EXERCISE DIRECTIONS:
Reproduce each line of the material precisely.

---

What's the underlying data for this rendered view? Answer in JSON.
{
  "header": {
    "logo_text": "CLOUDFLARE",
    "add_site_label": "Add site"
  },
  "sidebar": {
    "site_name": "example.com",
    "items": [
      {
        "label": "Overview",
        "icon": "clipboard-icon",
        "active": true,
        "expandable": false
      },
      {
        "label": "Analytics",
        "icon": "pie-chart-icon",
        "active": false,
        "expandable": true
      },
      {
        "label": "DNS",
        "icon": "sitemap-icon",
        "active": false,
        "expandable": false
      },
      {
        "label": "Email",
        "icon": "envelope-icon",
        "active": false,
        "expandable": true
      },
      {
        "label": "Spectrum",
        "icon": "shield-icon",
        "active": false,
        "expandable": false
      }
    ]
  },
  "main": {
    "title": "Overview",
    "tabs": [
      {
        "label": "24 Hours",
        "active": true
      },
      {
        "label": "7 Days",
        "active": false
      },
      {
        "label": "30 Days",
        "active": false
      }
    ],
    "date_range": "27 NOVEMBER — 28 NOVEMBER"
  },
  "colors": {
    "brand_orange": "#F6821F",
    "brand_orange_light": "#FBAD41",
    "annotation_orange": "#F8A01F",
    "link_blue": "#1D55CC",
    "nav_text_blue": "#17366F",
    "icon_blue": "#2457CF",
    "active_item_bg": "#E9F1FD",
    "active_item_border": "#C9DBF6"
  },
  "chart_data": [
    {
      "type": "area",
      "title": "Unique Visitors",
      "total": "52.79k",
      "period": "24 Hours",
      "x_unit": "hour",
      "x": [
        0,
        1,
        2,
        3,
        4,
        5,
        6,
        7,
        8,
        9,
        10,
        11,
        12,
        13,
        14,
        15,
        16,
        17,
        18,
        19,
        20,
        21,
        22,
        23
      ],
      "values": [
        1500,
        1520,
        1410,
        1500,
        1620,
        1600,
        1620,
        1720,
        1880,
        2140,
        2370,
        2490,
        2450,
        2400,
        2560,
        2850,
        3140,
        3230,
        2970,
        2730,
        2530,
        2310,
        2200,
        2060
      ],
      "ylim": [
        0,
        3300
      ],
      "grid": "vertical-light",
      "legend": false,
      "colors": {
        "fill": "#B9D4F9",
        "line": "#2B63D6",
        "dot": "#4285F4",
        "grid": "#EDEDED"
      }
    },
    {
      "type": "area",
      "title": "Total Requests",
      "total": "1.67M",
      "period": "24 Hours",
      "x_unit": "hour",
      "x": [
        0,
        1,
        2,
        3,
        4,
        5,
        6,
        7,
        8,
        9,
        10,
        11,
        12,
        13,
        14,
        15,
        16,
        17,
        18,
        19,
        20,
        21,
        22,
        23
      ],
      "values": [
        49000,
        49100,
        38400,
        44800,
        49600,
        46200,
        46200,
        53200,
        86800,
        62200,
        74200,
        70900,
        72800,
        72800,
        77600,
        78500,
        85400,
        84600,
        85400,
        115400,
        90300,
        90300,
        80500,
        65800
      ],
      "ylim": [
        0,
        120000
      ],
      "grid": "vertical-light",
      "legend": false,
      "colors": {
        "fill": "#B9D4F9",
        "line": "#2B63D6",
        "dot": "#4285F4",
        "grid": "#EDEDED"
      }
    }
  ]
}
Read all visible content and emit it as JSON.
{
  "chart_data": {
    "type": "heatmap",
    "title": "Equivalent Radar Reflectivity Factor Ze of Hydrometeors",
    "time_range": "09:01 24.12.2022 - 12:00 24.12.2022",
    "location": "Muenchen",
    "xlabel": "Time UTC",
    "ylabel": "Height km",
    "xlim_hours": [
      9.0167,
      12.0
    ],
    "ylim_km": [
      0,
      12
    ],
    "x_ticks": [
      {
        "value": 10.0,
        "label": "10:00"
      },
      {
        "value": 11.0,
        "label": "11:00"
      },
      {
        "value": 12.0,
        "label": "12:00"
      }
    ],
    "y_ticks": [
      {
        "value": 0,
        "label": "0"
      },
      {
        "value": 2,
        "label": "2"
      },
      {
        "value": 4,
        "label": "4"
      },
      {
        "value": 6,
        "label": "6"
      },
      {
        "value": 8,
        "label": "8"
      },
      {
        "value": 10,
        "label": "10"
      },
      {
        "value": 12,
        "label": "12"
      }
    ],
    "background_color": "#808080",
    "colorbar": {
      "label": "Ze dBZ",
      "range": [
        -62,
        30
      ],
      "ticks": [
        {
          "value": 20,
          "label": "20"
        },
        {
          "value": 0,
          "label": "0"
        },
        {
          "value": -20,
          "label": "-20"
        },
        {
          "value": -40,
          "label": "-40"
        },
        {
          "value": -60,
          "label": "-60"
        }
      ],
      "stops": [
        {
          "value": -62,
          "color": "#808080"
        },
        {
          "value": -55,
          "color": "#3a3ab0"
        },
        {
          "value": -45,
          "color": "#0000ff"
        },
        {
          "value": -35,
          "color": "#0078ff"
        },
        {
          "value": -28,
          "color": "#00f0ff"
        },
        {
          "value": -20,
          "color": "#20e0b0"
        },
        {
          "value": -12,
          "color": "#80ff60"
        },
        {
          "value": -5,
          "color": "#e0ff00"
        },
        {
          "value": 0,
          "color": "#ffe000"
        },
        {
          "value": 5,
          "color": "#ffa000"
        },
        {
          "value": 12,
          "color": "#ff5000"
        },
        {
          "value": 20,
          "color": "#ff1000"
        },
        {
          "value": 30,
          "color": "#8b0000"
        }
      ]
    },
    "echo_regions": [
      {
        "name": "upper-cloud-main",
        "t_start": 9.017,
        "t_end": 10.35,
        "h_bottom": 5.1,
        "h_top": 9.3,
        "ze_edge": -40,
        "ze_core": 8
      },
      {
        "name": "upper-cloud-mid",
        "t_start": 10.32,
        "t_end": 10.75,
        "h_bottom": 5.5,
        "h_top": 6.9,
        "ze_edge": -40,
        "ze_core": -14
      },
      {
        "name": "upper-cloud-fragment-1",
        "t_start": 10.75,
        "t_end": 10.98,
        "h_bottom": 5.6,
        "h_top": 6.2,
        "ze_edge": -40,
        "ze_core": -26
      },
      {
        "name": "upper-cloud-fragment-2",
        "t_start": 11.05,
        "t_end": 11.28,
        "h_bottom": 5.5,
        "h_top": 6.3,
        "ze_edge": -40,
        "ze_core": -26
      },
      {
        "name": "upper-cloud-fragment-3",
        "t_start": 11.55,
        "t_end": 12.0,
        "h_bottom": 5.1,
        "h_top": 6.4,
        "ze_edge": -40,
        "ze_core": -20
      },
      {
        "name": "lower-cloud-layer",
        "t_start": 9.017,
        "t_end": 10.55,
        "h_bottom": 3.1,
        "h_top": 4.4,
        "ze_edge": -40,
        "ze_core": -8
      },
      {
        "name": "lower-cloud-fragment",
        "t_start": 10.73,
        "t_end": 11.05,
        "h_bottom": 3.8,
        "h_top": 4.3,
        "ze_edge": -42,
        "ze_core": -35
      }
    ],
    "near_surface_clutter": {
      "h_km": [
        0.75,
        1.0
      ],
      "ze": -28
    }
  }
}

---

FULL SOLUTION:
What's the underlying data for this rendered view? Answer in JSON.
{
  "header": {
    "logo_text": "CLOUDFLARE",
    "add_site_label": "Add site"
  },
  "sidebar": {
    "site_name": "example.com",
    "items": [
      {
        "label": "Overview",
        "icon": "clipboard-icon",
        "active": true,
        "expandable": false
      },
      {
        "label": "Analytics",
        "icon": "pie-chart-icon",
        "active": false,
        "expandable": true
      },
      {
        "label": "DNS",
        "icon": "sitemap-icon",
        "active": false,
        "expandable": false
      },
      {
        "label": "Email",
        "icon": "envelope-icon",
        "active": false,
        "expandable": true
      },
      {
        "label": "Spectrum",
        "icon": "shield-icon",
        "active": false,
        "expandable": false
      }
    ]
  },
  "main": {
    "title": "Overview",
    "tabs": [
      {
        "label": "24 Hours",
        "active": true
      },
      {
        "label": "7 Days",
        "active": false
      },
      {
        "label": "30 Days",
        "active": false
      }
    ],
    "date_range": "27 NOVEMBER — 28 NOVEMBER"
  },
  "colors": {
    "brand_orange": "#F6821F",
    "brand_orange_light": "#FBAD41",
    "annotation_orange": "#F8A01F",
    "link_blue": "#1D55CC",
    "nav_text_blue": "#17366F",
    "icon_blue": "#2457CF",
    "active_item_bg": "#E9F1FD",
    "active_item_border": "#C9DBF6"
  },
  "chart_data": [
    {
      "type": "area",
      "title": "Unique Visitors",
      "total": "52.79k",
      "period": "24 Hours",
      "x_unit": "hour",
      "x": [
        0,
        1,
        2,
        3,
        4,
        5,
        6,
        7,
        8,
        9,
        10,
        11,
        12,
        13,
        14,
        15,
        16,
        17,
        18,
        19,
        20,
        21,
        22,
        23
      ],
      "values": [
        1500,
        1520,
        1410,
        1500,
        1620,
        1600,
        1620,
        1720,
        1880,
        2140,
        2370,
        2490,
        2450,
        2400,
        2560,
        2850,
        3140,
        3230,
        2970,
        2730,
        2530,
        2310,
        2200,
        2060
      ],
      "ylim": [
        0,
        3300
      ],
      "grid": "vertical-light",
      "legend": false,
      "colors": {
        "fill": "#B9D4F9",
        "line": "#2B63D6",
        "dot": "#4285F4",
        "grid": "#EDEDED"
      }
    },
    {
      "type": "area",
      "title": "Total Requests",
      "total": "1.67M",
      "period": "24 Hours",
      "x_unit": "hour",
      "x": [
        0,
        1,
        2,
        3,
        4,
        5,
        6,
        7,
        8,
        9,
        10,
        11,
        12,
        13,
        14,
        15,
        16,
        17,
        18,
        19,
        20,
        21,
        22,
        23
      ],
      "values": [
        49000,
        49100,
        38400,
        44800,
        49600,
        46200,
        46200,
        53200,
        86800,
        62200,
        74200,
        70900,
        72800,
        72800,
        77600,
        78500,
        85400,
        84600,
        85400,
        115400,
        90300,
        90300,
        80500,
        65800
      ],
      "ylim": [
        0,
        120000
      ],
      "grid": "vertical-light",
      "legend": false,
      "colors": {
        "fill": "#B9D4F9",
        "line": "#2B63D6",
        "dot": "#4285F4",
        "grid": "#EDEDED"
      }
    }
  ]
}
Read all visible content and emit it as JSON.
{
  "chart_data": {
    "type": "heatmap",
    "title": "Equivalent Radar Reflectivity Factor Ze of Hydrometeors",
    "time_range": "09:01 24.12.2022 - 12:00 24.12.2022",
    "location": "Muenchen",
    "xlabel": "Time UTC",
    "ylabel": "Height km",
    "xlim_hours": [
      9.0167,
      12.0
    ],
    "ylim_km": [
      0,
      12
    ],
    "x_ticks": [
      {
        "value": 10.0,
        "label": "10:00"
      },
      {
        "value": 11.0,
        "label": "11:00"
      },
      {
        "value": 12.0,
        "label": "12:00"
      }
    ],
    "y_ticks": [
      {
        "value": 0,
        "label": "0"
      },
      {
        "value": 2,
        "label": "2"
      },
      {
        "value": 4,
        "label": "4"
      },
      {
        "value": 6,
        "label": "6"
      },
      {
        "value": 8,
        "label": "8"
      },
      {
        "value": 10,
        "label": "10"
      },
      {
        "value": 12,
        "label": "12"
      }
    ],
    "background_color": "#808080",
    "colorbar": {
      "label": "Ze dBZ",
      "range": [
        -62,
        30
      ],
      "ticks": [
        {
          "value": 20,
          "label": "20"
        },
        {
          "value": 0,
          "label": "0"
        },
        {
          "value": -20,
          "label": "-20"
        },
        {
          "value": -40,
          "label": "-40"
        },
        {
          "value": -60,
          "label": "-60"
        }
      ],
      "stops": [
        {
          "value": -62,
          "color": "#808080"
        },
        {
          "value": -55,
          "color": "#3a3ab0"
        },
        {
          "value": -45,
          "color": "#0000ff"
        },
        {
          "value": -35,
          "color": "#0078ff"
        },
        {
          "value": -28,
          "color": "#00f0ff"
        },
        {
          "value": -20,
          "color": "#20e0b0"
        },
        {
          "value": -12,
          "color": "#80ff60"
        },
        {
          "value": -5,
          "color": "#e0ff00"
        },
        {
          "value": 0,
          "color": "#ffe000"
        },
        {
          "value": 5,
          "color": "#ffa000"
        },
        {
          "value": 12,
          "color": "#ff5000"
        },
        {
          "value": 20,
          "color": "#ff1000"
        },
        {
          "value": 30,
          "color": "#8b0000"
        }
      ]
    },
    "echo_regions": [
      {
        "name": "upper-cloud-main",
        "t_start": 9.017,
        "t_end": 10.35,
        "h_bottom": 5.1,
        "h_top": 9.3,
        "ze_edge": -40,
        "ze_core": 8
      },
      {
        "name": "upper-cloud-mid",
        "t_start": 10.32,
        "t_end": 10.75,
        "h_bottom": 5.5,
        "h_top": 6.9,
        "ze_edge": -40,
        "ze_core": -14
      },
      {
        "name": "upper-cloud-fragment-1",
        "t_start": 10.75,
        "t_end": 10.98,
        "h_bottom": 5.6,
        "h_top": 6.2,
        "ze_edge": -40,
        "ze_core": -26
      },
      {
        "name": "upper-cloud-fragment-2",
        "t_start": 11.05,
        "t_end": 11.28,
        "h_bottom": 5.5,
        "h_top": 6.3,
        "ze_edge": -40,
        "ze_core": -26
      },
      {
        "name": "upper-cloud-fragment-3",
        "t_start": 11.55,
        "t_end": 12.0,
        "h_bottom": 5.1,
        "h_top": 6.4,
        "ze_edge": -40,
        "ze_core": -20
      },
      {
        "name": "lower-cloud-layer",
        "t_start": 9.017,
        "t_end": 10.55,
        "h_bottom": 3.1,
        "h_top": 4.4,
        "ze_edge": -40,
        "ze_core": -8
      },
      {
        "name": "lower-cloud-fragment",
        "t_start": 10.73,
        "t_end": 11.05,
        "h_bottom": 3.8,
        "h_top": 4.3,
        "ze_edge": -42,
        "ze_core": -35
      }
    ],
    "near_surface_clutter": {
      "h_km": [
        0.75,
        1.0
      ],
      "ze": -28
    }
  }
}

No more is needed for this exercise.